The request — Wherever the string "income" appears in a line, extract that line.

Data to process —
_ _ _ _ _

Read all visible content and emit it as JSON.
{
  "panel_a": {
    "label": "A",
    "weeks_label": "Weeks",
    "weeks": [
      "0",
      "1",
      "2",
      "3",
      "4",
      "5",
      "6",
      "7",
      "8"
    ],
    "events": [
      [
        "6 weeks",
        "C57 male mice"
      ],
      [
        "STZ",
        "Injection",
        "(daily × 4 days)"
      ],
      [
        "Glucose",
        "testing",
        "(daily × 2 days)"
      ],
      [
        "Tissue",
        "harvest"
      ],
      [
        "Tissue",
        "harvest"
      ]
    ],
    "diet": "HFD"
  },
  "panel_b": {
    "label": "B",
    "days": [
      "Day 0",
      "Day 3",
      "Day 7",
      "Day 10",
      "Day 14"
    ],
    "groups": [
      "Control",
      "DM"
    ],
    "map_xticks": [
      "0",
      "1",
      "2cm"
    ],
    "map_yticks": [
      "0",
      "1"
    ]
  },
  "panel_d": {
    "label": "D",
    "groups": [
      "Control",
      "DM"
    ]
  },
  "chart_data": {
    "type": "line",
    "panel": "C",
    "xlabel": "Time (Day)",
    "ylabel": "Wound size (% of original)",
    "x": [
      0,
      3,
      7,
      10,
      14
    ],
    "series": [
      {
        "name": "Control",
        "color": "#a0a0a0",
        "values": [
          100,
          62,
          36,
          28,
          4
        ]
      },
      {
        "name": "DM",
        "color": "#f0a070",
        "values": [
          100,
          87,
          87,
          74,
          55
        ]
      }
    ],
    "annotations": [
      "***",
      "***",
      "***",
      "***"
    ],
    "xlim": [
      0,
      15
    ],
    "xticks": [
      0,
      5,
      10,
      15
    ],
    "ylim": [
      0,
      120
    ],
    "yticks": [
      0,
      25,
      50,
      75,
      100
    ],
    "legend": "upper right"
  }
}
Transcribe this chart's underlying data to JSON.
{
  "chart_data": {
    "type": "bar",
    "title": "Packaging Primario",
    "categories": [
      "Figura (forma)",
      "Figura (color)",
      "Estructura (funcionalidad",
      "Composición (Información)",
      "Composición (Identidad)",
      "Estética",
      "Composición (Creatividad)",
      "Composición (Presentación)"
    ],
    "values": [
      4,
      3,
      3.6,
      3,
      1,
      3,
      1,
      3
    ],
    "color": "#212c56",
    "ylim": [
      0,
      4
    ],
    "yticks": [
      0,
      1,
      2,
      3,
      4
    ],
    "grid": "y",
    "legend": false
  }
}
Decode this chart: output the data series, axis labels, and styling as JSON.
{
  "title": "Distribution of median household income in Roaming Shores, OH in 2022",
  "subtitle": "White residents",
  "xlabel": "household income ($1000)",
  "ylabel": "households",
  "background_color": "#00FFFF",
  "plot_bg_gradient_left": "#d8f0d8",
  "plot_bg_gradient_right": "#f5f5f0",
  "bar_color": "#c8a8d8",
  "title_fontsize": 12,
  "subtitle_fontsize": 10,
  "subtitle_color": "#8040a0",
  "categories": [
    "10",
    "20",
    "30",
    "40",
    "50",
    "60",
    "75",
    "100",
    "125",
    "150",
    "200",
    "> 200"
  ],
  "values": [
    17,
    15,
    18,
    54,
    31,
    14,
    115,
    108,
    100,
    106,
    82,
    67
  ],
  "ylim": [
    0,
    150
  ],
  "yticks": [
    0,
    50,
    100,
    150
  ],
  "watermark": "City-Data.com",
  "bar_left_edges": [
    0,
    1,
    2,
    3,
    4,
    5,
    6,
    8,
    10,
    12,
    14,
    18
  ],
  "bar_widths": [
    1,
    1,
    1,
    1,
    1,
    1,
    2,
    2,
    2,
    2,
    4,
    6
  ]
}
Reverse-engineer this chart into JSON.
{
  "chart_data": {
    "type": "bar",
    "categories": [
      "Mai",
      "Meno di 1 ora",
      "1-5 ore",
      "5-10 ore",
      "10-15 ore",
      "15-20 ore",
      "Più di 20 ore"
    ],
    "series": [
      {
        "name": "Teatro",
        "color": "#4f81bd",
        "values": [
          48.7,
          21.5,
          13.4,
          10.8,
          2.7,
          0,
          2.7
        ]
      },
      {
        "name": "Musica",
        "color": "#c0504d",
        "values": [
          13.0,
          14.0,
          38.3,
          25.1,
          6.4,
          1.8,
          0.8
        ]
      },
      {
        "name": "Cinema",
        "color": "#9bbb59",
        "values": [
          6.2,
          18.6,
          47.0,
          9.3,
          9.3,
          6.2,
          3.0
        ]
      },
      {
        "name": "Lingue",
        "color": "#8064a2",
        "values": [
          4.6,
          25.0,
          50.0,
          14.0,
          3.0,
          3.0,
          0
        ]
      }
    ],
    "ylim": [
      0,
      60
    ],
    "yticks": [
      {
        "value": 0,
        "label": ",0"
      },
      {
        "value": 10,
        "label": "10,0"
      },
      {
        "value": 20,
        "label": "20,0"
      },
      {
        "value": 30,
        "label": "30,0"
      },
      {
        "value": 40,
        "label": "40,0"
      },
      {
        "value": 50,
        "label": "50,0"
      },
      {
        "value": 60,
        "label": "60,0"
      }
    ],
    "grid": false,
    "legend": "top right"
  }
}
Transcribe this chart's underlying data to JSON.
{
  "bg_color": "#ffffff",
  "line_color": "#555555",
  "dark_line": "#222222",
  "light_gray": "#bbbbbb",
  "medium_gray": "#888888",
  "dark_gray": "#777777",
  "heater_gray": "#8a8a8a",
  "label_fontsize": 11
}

_ _ _ _ _

Output —
  "title": "Distribution of median household income in Roaming Shores, OH in 2022",
  "xlabel": "household income ($1000)",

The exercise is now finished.